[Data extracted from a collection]
^^^^^^^^

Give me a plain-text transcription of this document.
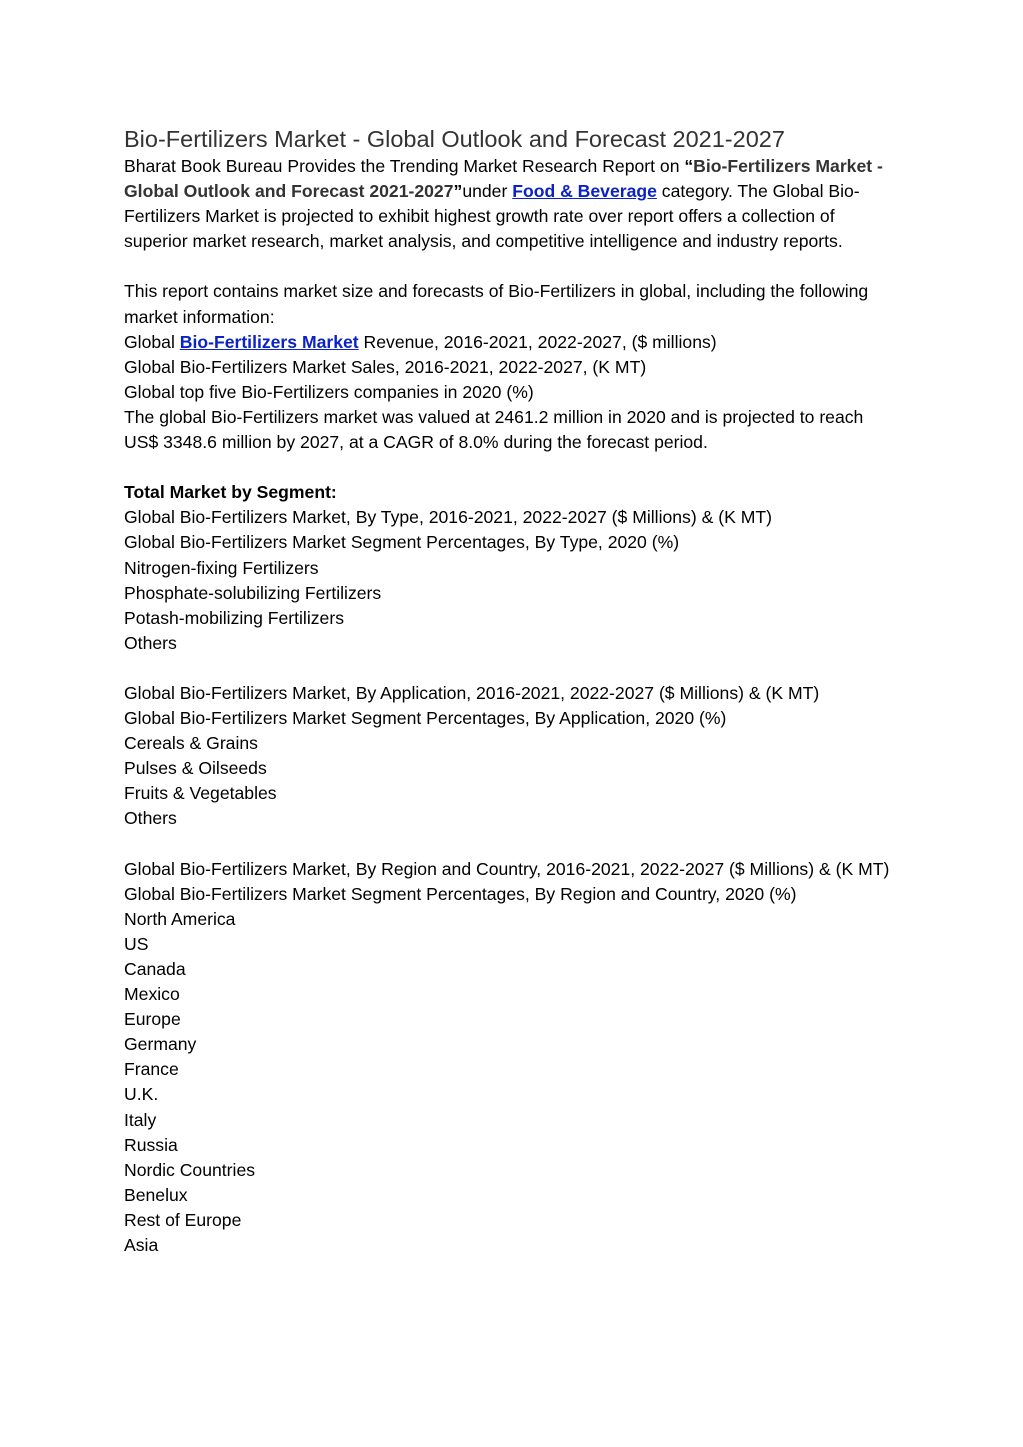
Bio-Fertilizers Market - Global Outlook and Forecast 2021-2027

Bharat Book Bureau Provides the Trending Market Research Report on “Bio-Fertilizers Market - Global Outlook and Forecast 2021-2027”under Food & Beverage category. The Global Bio-Fertilizers Market is projected to exhibit highest growth rate over report offers a collection of superior market research, market analysis, and competitive intelligence and industry reports.

This report contains market size and forecasts of Bio-Fertilizers in global, including the following market information:
Global Bio-Fertilizers Market Revenue, 2016-2021, 2022-2027, ($ millions)
Global Bio-Fertilizers Market Sales, 2016-2021, 2022-2027, (K MT)
Global top five Bio-Fertilizers companies in 2020 (%)
The global Bio-Fertilizers market was valued at 2461.2 million in 2020 and is projected to reach US$ 3348.6 million by 2027, at a CAGR of 8.0% during the forecast period.

Total Market by Segment:
Global Bio-Fertilizers Market, By Type, 2016-2021, 2022-2027 ($ Millions) & (K MT)
Global Bio-Fertilizers Market Segment Percentages, By Type, 2020 (%)
Nitrogen-fixing Fertilizers
Phosphate-solubilizing Fertilizers
Potash-mobilizing Fertilizers
Others

Global Bio-Fertilizers Market, By Application, 2016-2021, 2022-2027 ($ Millions) & (K MT)
Global Bio-Fertilizers Market Segment Percentages, By Application, 2020 (%)
Cereals & Grains
Pulses & Oilseeds
Fruits & Vegetables
Others

Global Bio-Fertilizers Market, By Region and Country, 2016-2021, 2022-2027 ($ Millions) & (K MT)
Global Bio-Fertilizers Market Segment Percentages, By Region and Country, 2020 (%)
North America
US
Canada
Mexico
Europe
Germany
France
U.K.
Italy
Russia
Nordic Countries
Benelux
Rest of Europe
Asia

^^^^^^^^

> _What you need to do_
Copy the material above in full and exactly, skipping pictures.

> _Solution_
Give me a plain-text transcription of this document.
Bio-Fertilizers Market - Global Outlook and Forecast 2021-2027

Bharat Book Bureau Provides the Trending Market Research Report on “Bio-Fertilizers Market - Global Outlook and Forecast 2021-2027”under Food & Beverage category. The Global Bio-Fertilizers Market is projected to exhibit highest growth rate over report offers a collection of superior market research, market analysis, and competitive intelligence and industry reports.

This report contains market size and forecasts of Bio-Fertilizers in global, including the following market information:
Global Bio-Fertilizers Market Revenue, 2016-2021, 2022-2027, ($ millions)
Global Bio-Fertilizers Market Sales, 2016-2021, 2022-2027, (K MT)
Global top five Bio-Fertilizers companies in 2020 (%)
The global Bio-Fertilizers market was valued at 2461.2 million in 2020 and is projected to reach US$ 3348.6 million by 2027, at a CAGR of 8.0% during the forecast period.

Total Market by Segment:
Global Bio-Fertilizers Market, By Type, 2016-2021, 2022-2027 ($ Millions) & (K MT)
Global Bio-Fertilizers Market Segment Percentages, By Type, 2020 (%)
Nitrogen-fixing Fertilizers
Phosphate-solubilizing Fertilizers
Potash-mobilizing Fertilizers
Others

Global Bio-Fertilizers Market, By Application, 2016-2021, 2022-2027 ($ Millions) & (K MT)
Global Bio-Fertilizers Market Segment Percentages, By Application, 2020 (%)
Cereals & Grains
Pulses & Oilseeds
Fruits & Vegetables
Others

Global Bio-Fertilizers Market, By Region and Country, 2016-2021, 2022-2027 ($ Millions) & (K MT)
Global Bio-Fertilizers Market Segment Percentages, By Region and Country, 2020 (%)
North America
US
Canada
Mexico
Europe
Germany
France
U.K.
Italy
Russia
Nordic Countries
Benelux
Rest of Europe
Asia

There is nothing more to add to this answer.